Check each line of the listing for the word "time" and report how many lines contain it, giving nothing but the number.

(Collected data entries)
<<<<
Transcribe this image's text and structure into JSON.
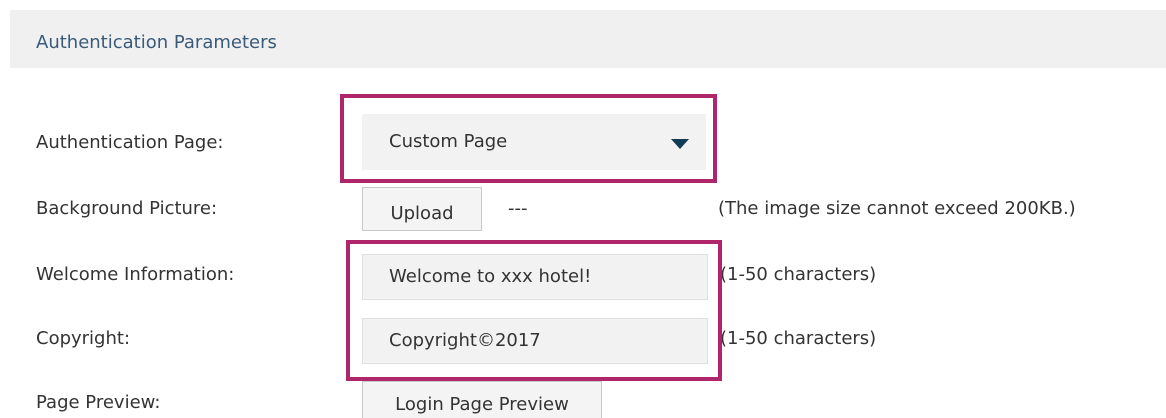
{
  "section": {
    "title": "Authentication Parameters"
  },
  "form": {
    "auth_page": {
      "label": "Authentication Page:",
      "value": "Custom Page"
    },
    "background": {
      "label": "Background Picture:",
      "button_label": "Upload",
      "file_value": "---",
      "note": "(The image size cannot exceed 200KB.)"
    },
    "welcome": {
      "label": "Welcome Information:",
      "value": "Welcome to xxx hotel!",
      "note": "(1-50 characters)"
    },
    "copyright": {
      "label": "Copyright:",
      "value": "Copyright©2017",
      "note": "(1-50 characters)"
    },
    "preview": {
      "label": "Page Preview:",
      "button_label": "Login Page Preview"
    }
  },
  "colors": {
    "highlight": "#b0266a",
    "header_bg": "#f0f0f0",
    "caret": "#123c55"
  },
  "icons": {
    "dropdown": "caret-down-icon"
  }
}
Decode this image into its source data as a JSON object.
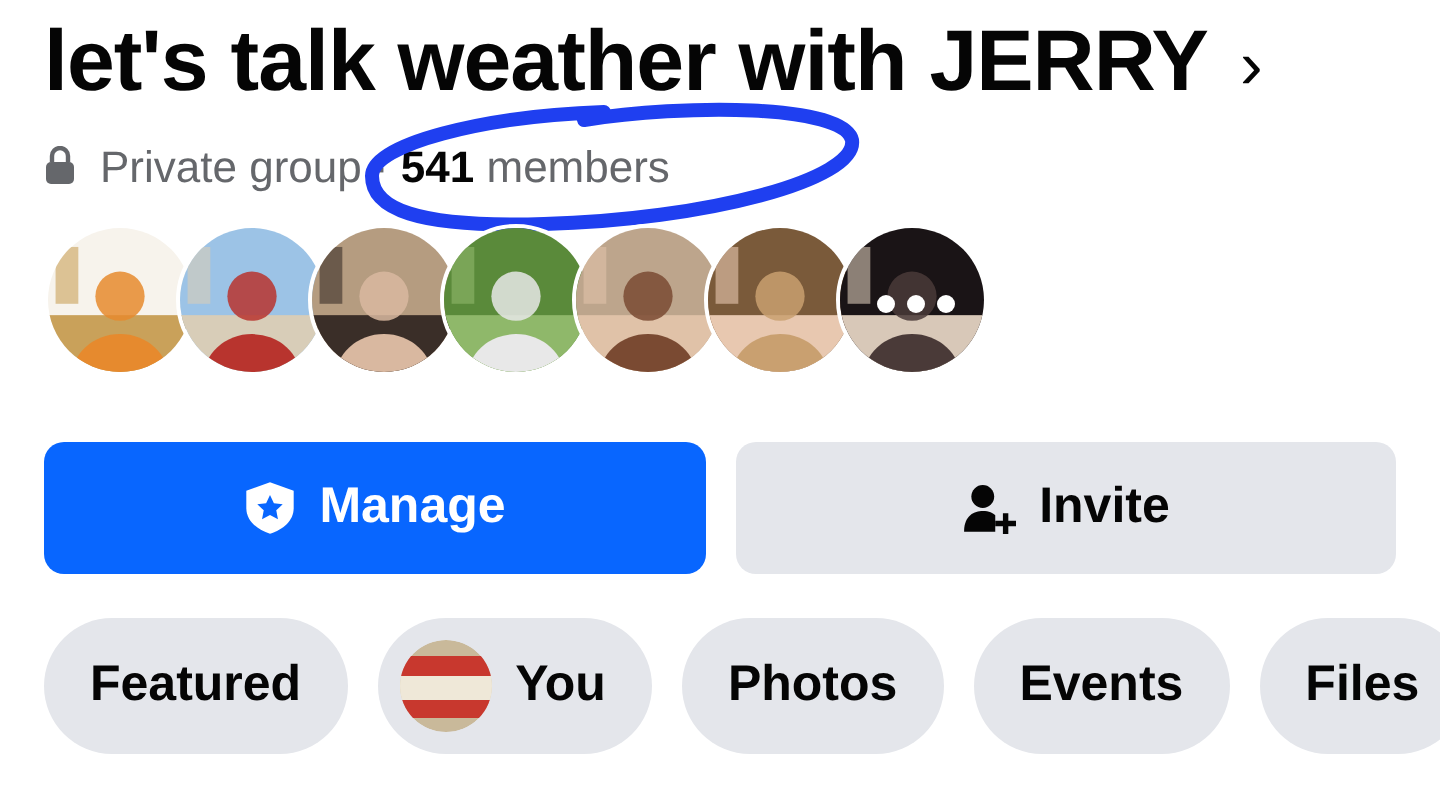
{
  "group": {
    "title": "let's talk weather with JERRY",
    "chevron": "›",
    "subtitle": "Private group · **541** members"
  },
  "annotation": {
    "kind": "ellipse"
  },
  "members": [
    {
      "kind": "picture"
    },
    {
      "kind": "picture"
    },
    {
      "kind": "picture"
    },
    {
      "kind": "picture"
    },
    {
      "kind": "picture"
    },
    {
      "kind": "picture"
    },
    {
      "kind": "more"
    }
  ],
  "actions": [
    {
      "kind": "primary",
      "label": "Manage"
    },
    {
      "kind": "secondary",
      "label": "Invite"
    }
  ],
  "tabs": [
    {
      "label": "Featured",
      "selected": false
    },
    {
      "label": "You",
      "selected": false,
      "kind": "avatar"
    },
    {
      "label": "Photos",
      "selected": false
    },
    {
      "label": "Events",
      "selected": false
    },
    {
      "label": "Files",
      "selected": false
    }
  ]
}
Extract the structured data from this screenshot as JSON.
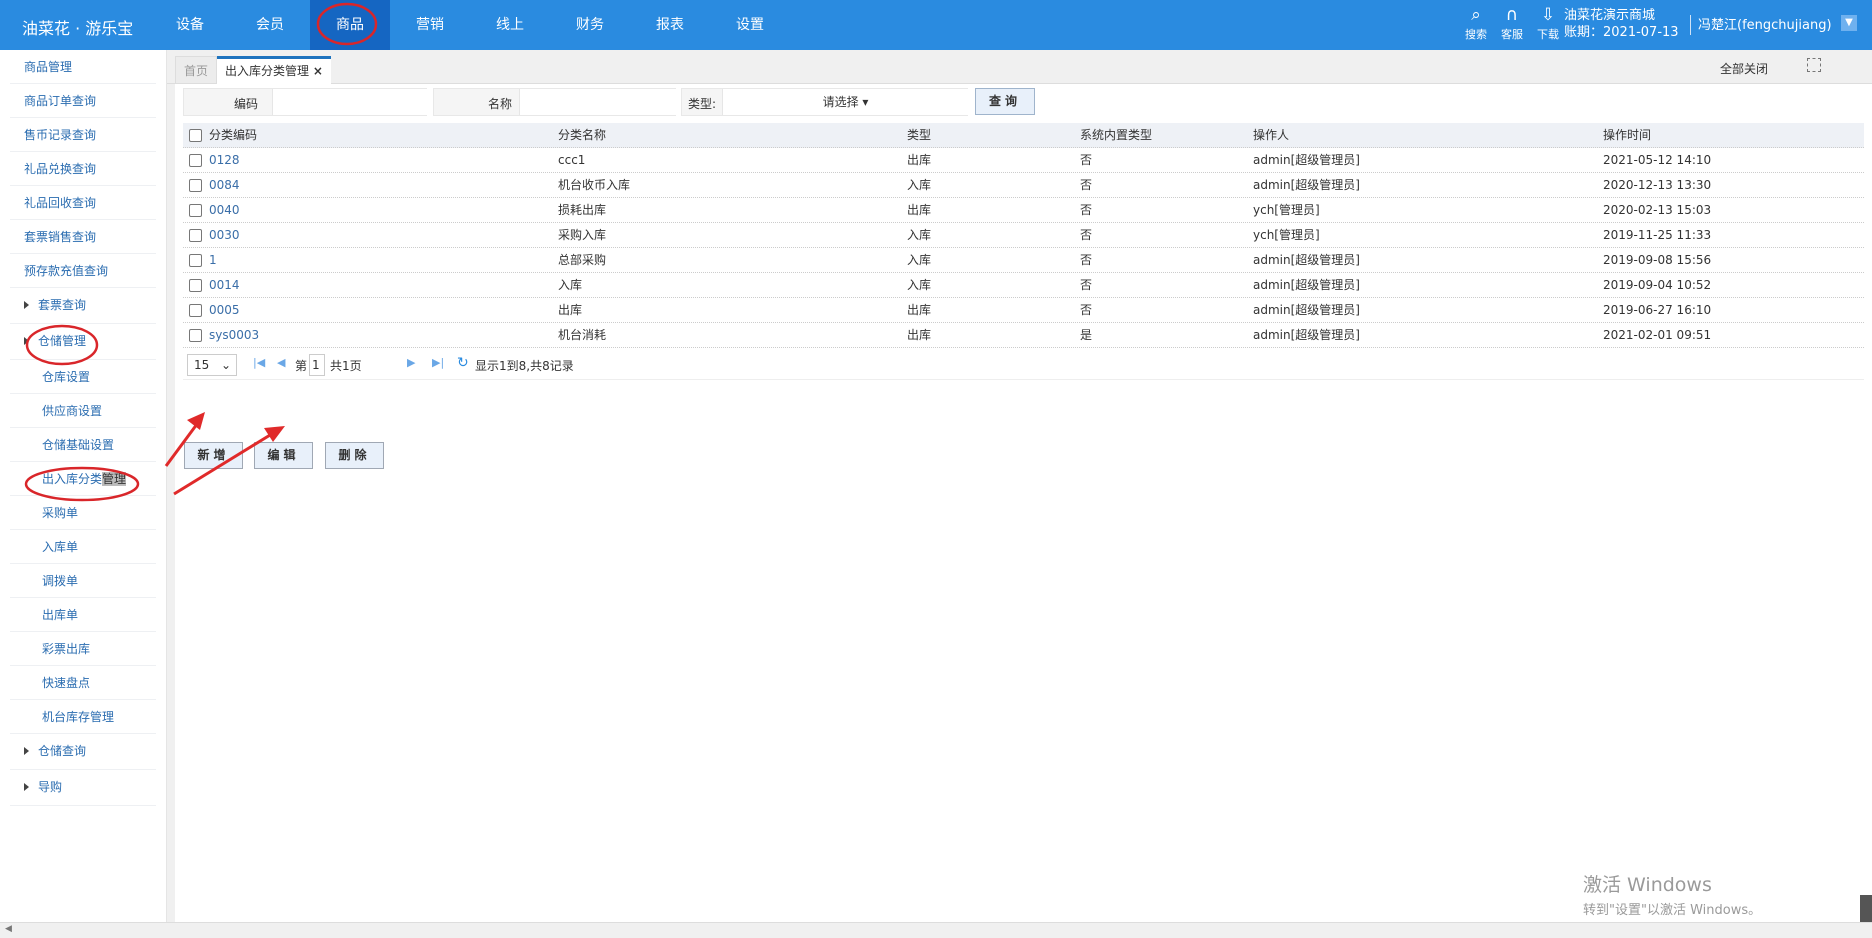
{
  "header": {
    "logo": "油菜花 · 游乐宝",
    "nav": [
      "设备",
      "会员",
      "商品",
      "营销",
      "线上",
      "财务",
      "报表",
      "设置"
    ],
    "active_nav": "商品",
    "tools": [
      {
        "icon": "search-icon",
        "label": "搜索"
      },
      {
        "icon": "headset-icon",
        "label": "客服"
      },
      {
        "icon": "download-icon",
        "label": "下载"
      }
    ],
    "shop": "油菜花演示商城",
    "account_date": "账期：2021-07-13",
    "user": "冯楚江(fengchujiang)",
    "accent": "#2a8be0"
  },
  "sidebar": {
    "items": [
      {
        "label": "商品管理",
        "kind": "item"
      },
      {
        "label": "商品订单查询",
        "kind": "item"
      },
      {
        "label": "售币记录查询",
        "kind": "item"
      },
      {
        "label": "礼品兑换查询",
        "kind": "item"
      },
      {
        "label": "礼品回收查询",
        "kind": "item"
      },
      {
        "label": "套票销售查询",
        "kind": "item"
      },
      {
        "label": "预存款充值查询",
        "kind": "item"
      },
      {
        "label": "套票查询",
        "kind": "group"
      },
      {
        "label": "仓储管理",
        "kind": "group"
      },
      {
        "label": "仓库设置",
        "kind": "sub"
      },
      {
        "label": "供应商设置",
        "kind": "sub"
      },
      {
        "label": "仓储基础设置",
        "kind": "sub"
      },
      {
        "label": "出入库分类管理",
        "kind": "sub"
      },
      {
        "label": "采购单",
        "kind": "sub"
      },
      {
        "label": "入库单",
        "kind": "sub"
      },
      {
        "label": "调拨单",
        "kind": "sub"
      },
      {
        "label": "出库单",
        "kind": "sub"
      },
      {
        "label": "彩票出库",
        "kind": "sub"
      },
      {
        "label": "快速盘点",
        "kind": "sub"
      },
      {
        "label": "机台库存管理",
        "kind": "sub"
      },
      {
        "label": "仓储查询",
        "kind": "group"
      },
      {
        "label": "导购",
        "kind": "group"
      }
    ],
    "collapse": "‹"
  },
  "tabs": {
    "home": "首页",
    "current": "出入库分类管理",
    "close": "×",
    "close_all": "全部关闭"
  },
  "search": {
    "code_label": "编码",
    "code_value": "",
    "name_label": "名称",
    "name_value": "",
    "type_label": "类型:",
    "type_value": "请选择 ▾",
    "query": "查询"
  },
  "table": {
    "columns": [
      "分类编码",
      "分类名称",
      "类型",
      "系统内置类型",
      "操作人",
      "操作时间"
    ],
    "rows": [
      [
        "0128",
        "ccc1",
        "出库",
        "否",
        "admin[超级管理员]",
        "2021-05-12 14:10"
      ],
      [
        "0084",
        "机台收币入库",
        "入库",
        "否",
        "admin[超级管理员]",
        "2020-12-13 13:30"
      ],
      [
        "0040",
        "损耗出库",
        "出库",
        "否",
        "ych[管理员]",
        "2020-02-13 15:03"
      ],
      [
        "0030",
        "采购入库",
        "入库",
        "否",
        "ych[管理员]",
        "2019-11-25 11:33"
      ],
      [
        "1",
        "总部采购",
        "入库",
        "否",
        "admin[超级管理员]",
        "2019-09-08 15:56"
      ],
      [
        "0014",
        "入库",
        "入库",
        "否",
        "admin[超级管理员]",
        "2019-09-04 10:52"
      ],
      [
        "0005",
        "出库",
        "出库",
        "否",
        "admin[超级管理员]",
        "2019-06-27 16:10"
      ],
      [
        "sys0003",
        "机台消耗",
        "出库",
        "是",
        "admin[超级管理员]",
        "2021-02-01 09:51"
      ]
    ]
  },
  "pager": {
    "page_size": "15",
    "page_prefix": "第",
    "page": "1",
    "page_total": "共1页",
    "summary": "显示1到8,共8记录"
  },
  "actions": {
    "add": "新增",
    "edit": "编辑",
    "delete": "删除"
  },
  "watermark": {
    "line1": "激活 Windows",
    "line2": "转到\"设置\"以激活 Windows。"
  }
}
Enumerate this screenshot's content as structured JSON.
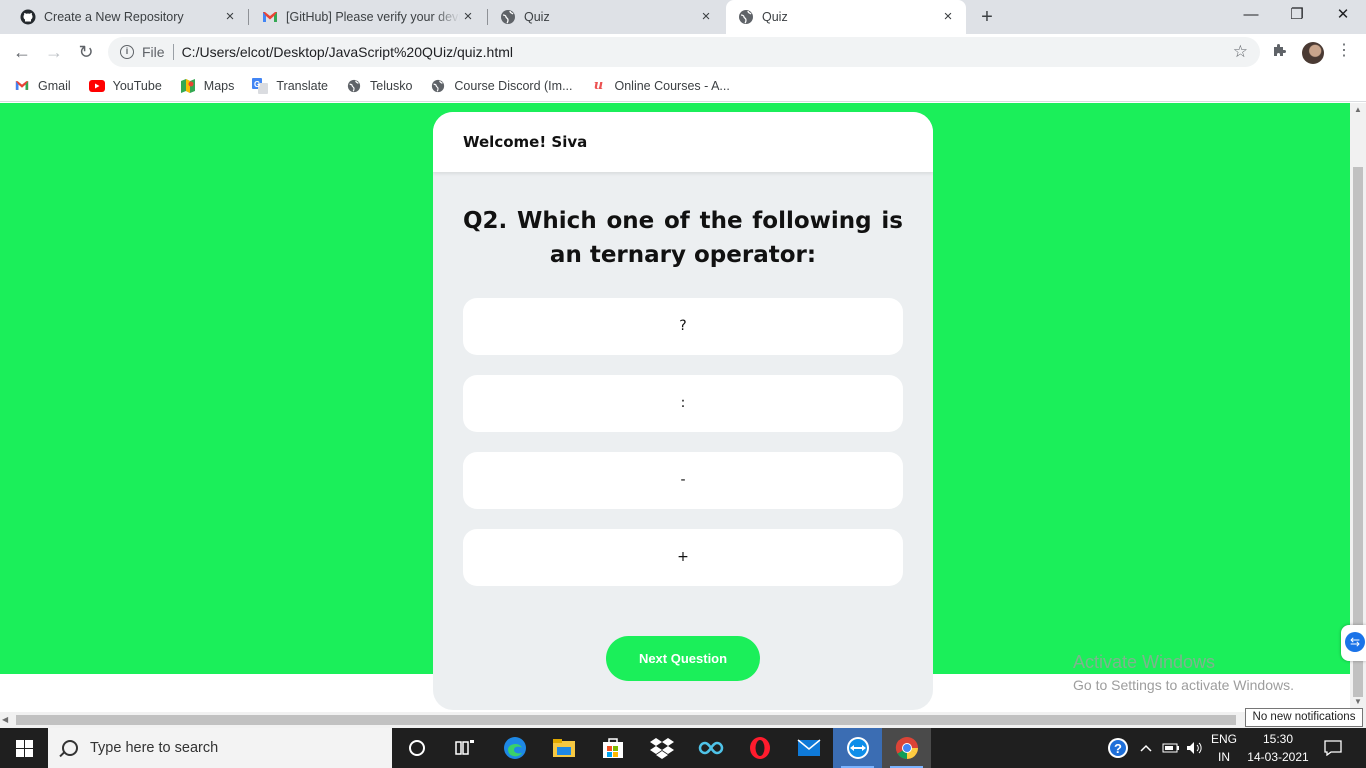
{
  "browser": {
    "tabs": [
      {
        "title": "Create a New Repository",
        "icon": "github-icon",
        "active": false
      },
      {
        "title": "[GitHub] Please verify your device",
        "icon": "gmail-icon",
        "active": false
      },
      {
        "title": "Quiz",
        "icon": "globe-icon",
        "active": false
      },
      {
        "title": "Quiz",
        "icon": "globe-icon",
        "active": true
      }
    ],
    "new_tab_symbol": "+",
    "controls": {
      "minimize": "—",
      "restore": "❐",
      "close": "✕"
    },
    "omnibox": {
      "scheme_label": "File",
      "url": "C:/Users/elcot/Desktop/JavaScript%20QUiz/quiz.html"
    },
    "bookmarks": [
      {
        "label": "Gmail",
        "icon": "gmail-icon"
      },
      {
        "label": "YouTube",
        "icon": "youtube-icon"
      },
      {
        "label": "Maps",
        "icon": "maps-icon"
      },
      {
        "label": "Translate",
        "icon": "translate-icon"
      },
      {
        "label": "Telusko",
        "icon": "globe-icon"
      },
      {
        "label": "Course Discord (Im...",
        "icon": "globe-icon"
      },
      {
        "label": "Online Courses - A...",
        "icon": "udemy-icon"
      }
    ]
  },
  "quiz": {
    "welcome": "Welcome! Siva",
    "question": "Q2. Which one of the following is an ternary operator:",
    "options": [
      "?",
      ":",
      "-",
      "+"
    ],
    "next_label": "Next Question",
    "accent_color": "#1bef5a"
  },
  "watermark": {
    "title": "Activate Windows",
    "subtitle": "Go to Settings to activate Windows."
  },
  "notification_toast": "No new notifications",
  "taskbar": {
    "search_placeholder": "Type here to search",
    "language": {
      "line1": "ENG",
      "line2": "IN"
    },
    "time": "15:30",
    "date": "14-03-2021"
  }
}
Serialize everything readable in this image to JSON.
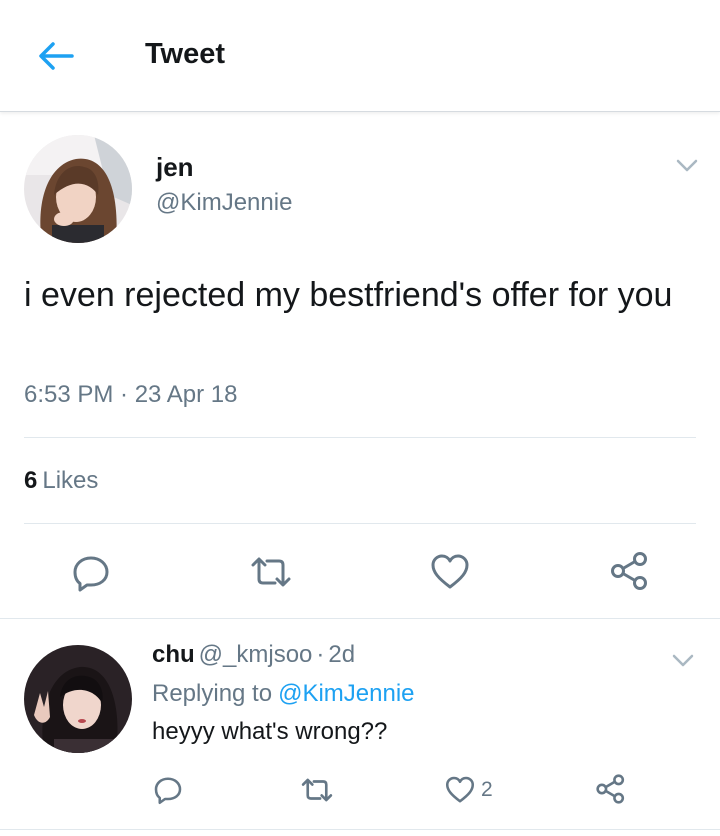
{
  "header": {
    "title": "Tweet",
    "back_icon": "arrow-left-icon"
  },
  "tweet": {
    "name": "jen",
    "handle": "@KimJennie",
    "text": "i even rejected my bestfriend's offer for you",
    "time": "6:53 PM · 23 Apr 18",
    "likes_count": "6",
    "likes_label": "Likes",
    "actions": [
      "reply-icon",
      "retweet-icon",
      "heart-icon",
      "share-icon"
    ]
  },
  "reply": {
    "name": "chu",
    "handle": "@_kmjsoo",
    "separator": "·",
    "time": "2d",
    "replying_prefix": "Replying to",
    "replying_to": "@KimJennie",
    "text": "heyyy what's wrong??",
    "like_count": "2"
  },
  "colors": {
    "accent": "#1da1f2",
    "secondary_text": "#657786",
    "primary_text": "#14171a",
    "divider": "#e1e8ed"
  }
}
>>>>
- **Exercise solution**: 3